*Requirement*:
Reproduce the records below in full and exactly, without their images.

(Dataset entries)

━━━━━━━━━━━━━━━━

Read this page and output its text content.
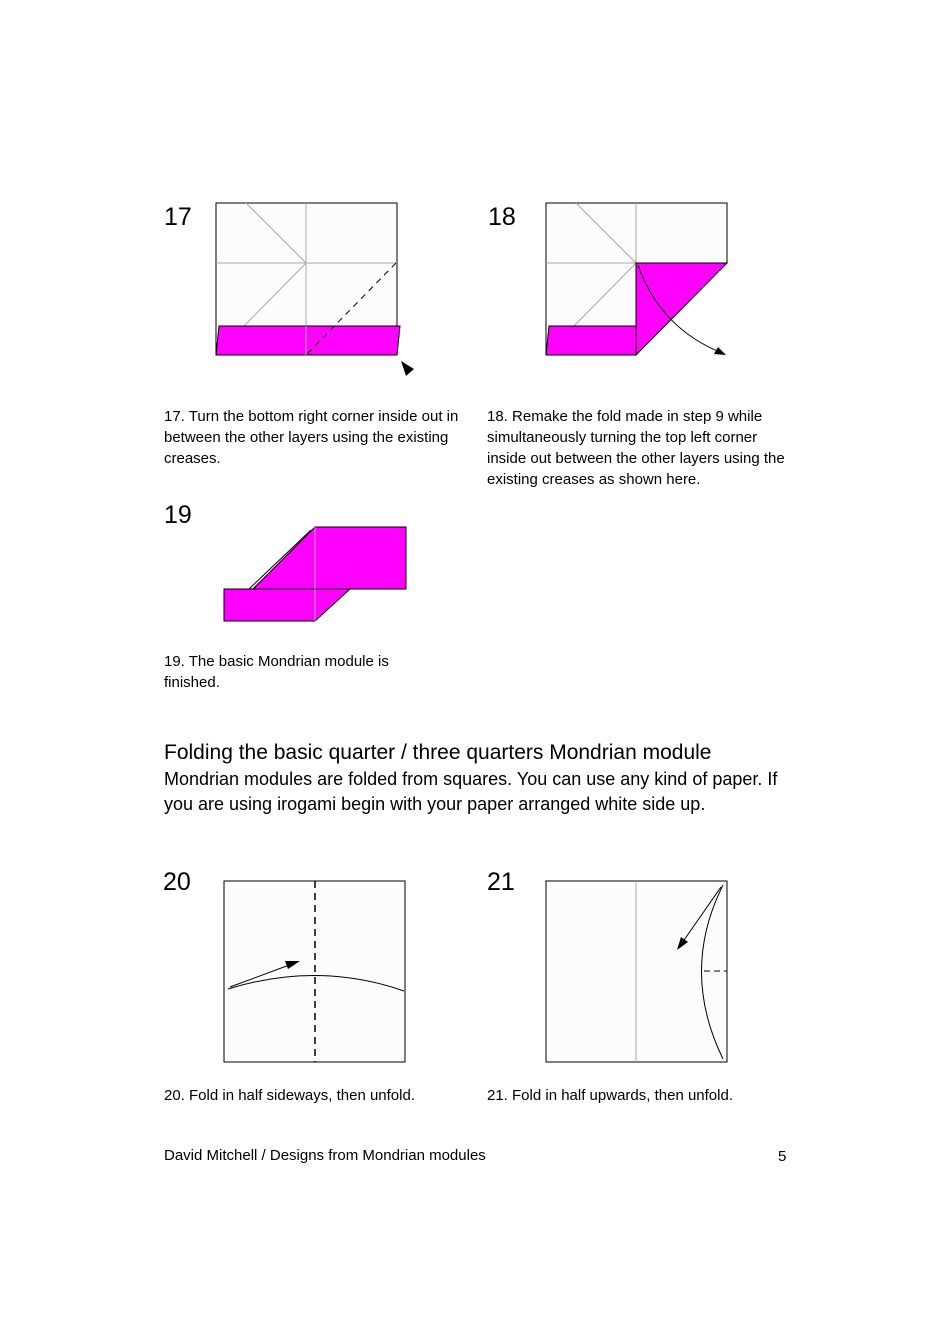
17
17. Turn the bottom right corner inside out in between the other layers using the existing creases.
18
18. Remake the fold made in step 9 while simultaneously turning the top left corner inside out between the other layers using the existing creases as shown here.
19
19. The basic Mondrian module is finished.
Folding the basic quarter / three quarters Mondrian module
Mondrian modules are folded from squares. You can use any kind of paper. If you are using irogami begin with your paper arranged white side up.
20
20. Fold in half sideways, then unfold.
21
21. Fold in half upwards, then unfold.
David Mitchell / Designs from Mondrian modules	5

━━━━━━━━━━━━━━━━

*Output for this exercise*:
Read this page and output its text content.
17
17. Turn the bottom right corner inside out in between the other layers using the existing creases.
18
18. Remake the fold made in step 9 while simultaneously turning the top left corner inside out between the other layers using the existing creases as shown here.
19
19. The basic Mondrian module is finished.
Folding the basic quarter / three quarters Mondrian module
Mondrian modules are folded from squares. You can use any kind of paper. If you are using irogami begin with your paper arranged white side up.
20
20. Fold in half sideways, then unfold.
21
21. Fold in half upwards, then unfold.
David Mitchell / Designs from Mondrian modules	5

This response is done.